Instrução dada: Repita, sem mudar nada, as linhas que começam no início das entradas e vão até a linha com "x-tick: [920, 1191, 926, 1225]", incluindo as duas pontas.

Entradas originais:
****************************************

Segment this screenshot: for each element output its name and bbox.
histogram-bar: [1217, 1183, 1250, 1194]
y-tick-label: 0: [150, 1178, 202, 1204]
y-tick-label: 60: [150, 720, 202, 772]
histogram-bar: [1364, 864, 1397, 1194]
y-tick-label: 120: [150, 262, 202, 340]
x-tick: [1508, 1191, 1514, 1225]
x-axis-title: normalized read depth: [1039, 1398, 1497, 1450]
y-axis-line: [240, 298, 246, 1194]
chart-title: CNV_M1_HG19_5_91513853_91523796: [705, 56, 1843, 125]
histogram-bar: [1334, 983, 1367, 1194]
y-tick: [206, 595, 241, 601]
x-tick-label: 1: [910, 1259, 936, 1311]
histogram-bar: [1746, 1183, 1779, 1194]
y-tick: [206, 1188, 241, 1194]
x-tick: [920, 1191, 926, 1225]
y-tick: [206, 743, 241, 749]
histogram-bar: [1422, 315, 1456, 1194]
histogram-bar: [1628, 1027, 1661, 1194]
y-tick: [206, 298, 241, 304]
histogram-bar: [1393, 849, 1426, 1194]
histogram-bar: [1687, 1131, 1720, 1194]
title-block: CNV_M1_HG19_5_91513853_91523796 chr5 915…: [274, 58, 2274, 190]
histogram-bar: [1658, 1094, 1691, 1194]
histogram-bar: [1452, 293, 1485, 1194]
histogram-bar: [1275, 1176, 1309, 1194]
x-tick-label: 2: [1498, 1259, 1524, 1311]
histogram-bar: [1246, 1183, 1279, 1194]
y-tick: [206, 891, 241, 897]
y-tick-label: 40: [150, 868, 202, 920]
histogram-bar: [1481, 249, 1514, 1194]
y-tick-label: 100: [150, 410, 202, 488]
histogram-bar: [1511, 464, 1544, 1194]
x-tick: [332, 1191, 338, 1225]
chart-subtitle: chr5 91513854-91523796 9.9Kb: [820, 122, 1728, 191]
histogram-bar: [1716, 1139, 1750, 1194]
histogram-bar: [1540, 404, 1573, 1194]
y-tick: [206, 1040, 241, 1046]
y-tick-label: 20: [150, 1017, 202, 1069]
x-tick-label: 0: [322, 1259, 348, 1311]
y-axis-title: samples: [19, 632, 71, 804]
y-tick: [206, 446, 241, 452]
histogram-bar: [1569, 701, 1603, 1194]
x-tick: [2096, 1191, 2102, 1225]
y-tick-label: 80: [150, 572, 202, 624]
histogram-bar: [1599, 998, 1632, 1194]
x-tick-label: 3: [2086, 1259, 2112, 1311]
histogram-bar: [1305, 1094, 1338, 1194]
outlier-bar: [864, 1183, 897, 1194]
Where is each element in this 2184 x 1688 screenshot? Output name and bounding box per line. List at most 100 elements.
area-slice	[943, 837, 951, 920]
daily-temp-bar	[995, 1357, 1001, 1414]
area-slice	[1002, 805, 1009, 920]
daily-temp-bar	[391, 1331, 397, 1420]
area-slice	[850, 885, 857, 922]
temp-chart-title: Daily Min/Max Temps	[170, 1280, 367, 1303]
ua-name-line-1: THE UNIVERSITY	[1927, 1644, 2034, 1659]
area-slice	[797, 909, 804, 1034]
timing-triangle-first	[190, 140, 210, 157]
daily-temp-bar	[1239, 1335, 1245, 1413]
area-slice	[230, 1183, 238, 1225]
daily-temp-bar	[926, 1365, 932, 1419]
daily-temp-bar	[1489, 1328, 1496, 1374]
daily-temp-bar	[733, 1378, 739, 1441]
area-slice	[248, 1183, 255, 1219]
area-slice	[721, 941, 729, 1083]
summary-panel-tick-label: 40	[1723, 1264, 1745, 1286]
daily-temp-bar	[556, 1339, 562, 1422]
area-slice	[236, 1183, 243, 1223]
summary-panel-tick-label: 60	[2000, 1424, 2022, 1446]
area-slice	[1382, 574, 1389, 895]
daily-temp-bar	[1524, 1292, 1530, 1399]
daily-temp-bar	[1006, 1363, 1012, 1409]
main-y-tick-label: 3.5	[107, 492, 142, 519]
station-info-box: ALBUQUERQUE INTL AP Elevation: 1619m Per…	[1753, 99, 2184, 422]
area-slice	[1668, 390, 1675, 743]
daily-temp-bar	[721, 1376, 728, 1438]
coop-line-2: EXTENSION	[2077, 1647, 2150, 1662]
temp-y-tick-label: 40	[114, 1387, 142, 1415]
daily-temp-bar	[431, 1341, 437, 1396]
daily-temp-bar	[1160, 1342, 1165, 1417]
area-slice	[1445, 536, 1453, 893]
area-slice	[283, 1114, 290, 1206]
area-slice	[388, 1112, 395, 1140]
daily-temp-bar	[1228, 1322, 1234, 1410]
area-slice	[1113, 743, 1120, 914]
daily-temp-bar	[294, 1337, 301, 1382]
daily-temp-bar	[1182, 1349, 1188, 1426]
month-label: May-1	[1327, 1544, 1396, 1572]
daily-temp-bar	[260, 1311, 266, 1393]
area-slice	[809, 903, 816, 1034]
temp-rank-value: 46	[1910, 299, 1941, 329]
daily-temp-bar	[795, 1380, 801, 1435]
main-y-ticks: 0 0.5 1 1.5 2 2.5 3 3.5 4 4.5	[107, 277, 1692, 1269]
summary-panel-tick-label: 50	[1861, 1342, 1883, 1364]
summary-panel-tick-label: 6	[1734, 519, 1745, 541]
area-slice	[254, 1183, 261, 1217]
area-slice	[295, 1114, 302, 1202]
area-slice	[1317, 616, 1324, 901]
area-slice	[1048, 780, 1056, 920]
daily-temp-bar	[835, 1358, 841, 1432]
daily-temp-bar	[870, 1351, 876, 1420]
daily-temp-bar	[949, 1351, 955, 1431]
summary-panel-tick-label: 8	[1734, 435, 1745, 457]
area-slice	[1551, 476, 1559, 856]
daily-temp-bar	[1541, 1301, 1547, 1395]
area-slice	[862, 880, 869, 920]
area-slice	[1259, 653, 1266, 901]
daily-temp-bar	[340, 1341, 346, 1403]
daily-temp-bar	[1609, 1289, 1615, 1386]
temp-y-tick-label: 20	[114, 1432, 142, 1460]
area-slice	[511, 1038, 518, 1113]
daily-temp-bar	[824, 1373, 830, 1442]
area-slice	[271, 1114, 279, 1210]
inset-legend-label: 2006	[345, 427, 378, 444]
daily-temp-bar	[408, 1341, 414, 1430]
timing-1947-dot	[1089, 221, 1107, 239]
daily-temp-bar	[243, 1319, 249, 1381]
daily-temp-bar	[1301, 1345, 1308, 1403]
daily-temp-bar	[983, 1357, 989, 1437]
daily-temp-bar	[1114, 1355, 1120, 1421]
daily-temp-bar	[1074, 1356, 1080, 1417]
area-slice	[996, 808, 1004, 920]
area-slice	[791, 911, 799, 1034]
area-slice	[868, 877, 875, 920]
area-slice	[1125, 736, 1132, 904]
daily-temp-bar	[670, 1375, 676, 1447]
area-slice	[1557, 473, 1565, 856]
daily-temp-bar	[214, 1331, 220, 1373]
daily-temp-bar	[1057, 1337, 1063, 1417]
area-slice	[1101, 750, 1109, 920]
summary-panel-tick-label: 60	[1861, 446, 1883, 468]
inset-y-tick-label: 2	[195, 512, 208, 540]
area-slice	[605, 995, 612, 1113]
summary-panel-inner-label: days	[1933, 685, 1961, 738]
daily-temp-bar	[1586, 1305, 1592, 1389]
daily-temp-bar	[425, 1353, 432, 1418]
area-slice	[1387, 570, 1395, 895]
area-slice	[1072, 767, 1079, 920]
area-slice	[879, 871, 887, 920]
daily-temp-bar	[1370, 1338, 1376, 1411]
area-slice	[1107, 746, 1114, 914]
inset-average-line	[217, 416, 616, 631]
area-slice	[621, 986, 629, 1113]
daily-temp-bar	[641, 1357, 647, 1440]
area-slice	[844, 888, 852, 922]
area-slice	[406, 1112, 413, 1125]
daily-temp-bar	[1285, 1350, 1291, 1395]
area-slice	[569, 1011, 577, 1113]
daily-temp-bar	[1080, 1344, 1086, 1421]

****************************************

Resposta à tarefa:
Segment this screenshot: for each element output its name and bbox.
histogram-bar: [1217, 1183, 1250, 1194]
y-tick-label: 0: [150, 1178, 202, 1204]
y-tick-label: 60: [150, 720, 202, 772]
histogram-bar: [1364, 864, 1397, 1194]
y-tick-label: 120: [150, 262, 202, 340]
x-tick: [1508, 1191, 1514, 1225]
x-axis-title: normalized read depth: [1039, 1398, 1497, 1450]
y-axis-line: [240, 298, 246, 1194]
chart-title: CNV_M1_HG19_5_91513853_91523796: [705, 56, 1843, 125]
histogram-bar: [1334, 983, 1367, 1194]
y-tick: [206, 595, 241, 601]
x-tick-label: 1: [910, 1259, 936, 1311]
histogram-bar: [1746, 1183, 1779, 1194]
y-tick: [206, 1188, 241, 1194]
x-tick: [920, 1191, 926, 1225]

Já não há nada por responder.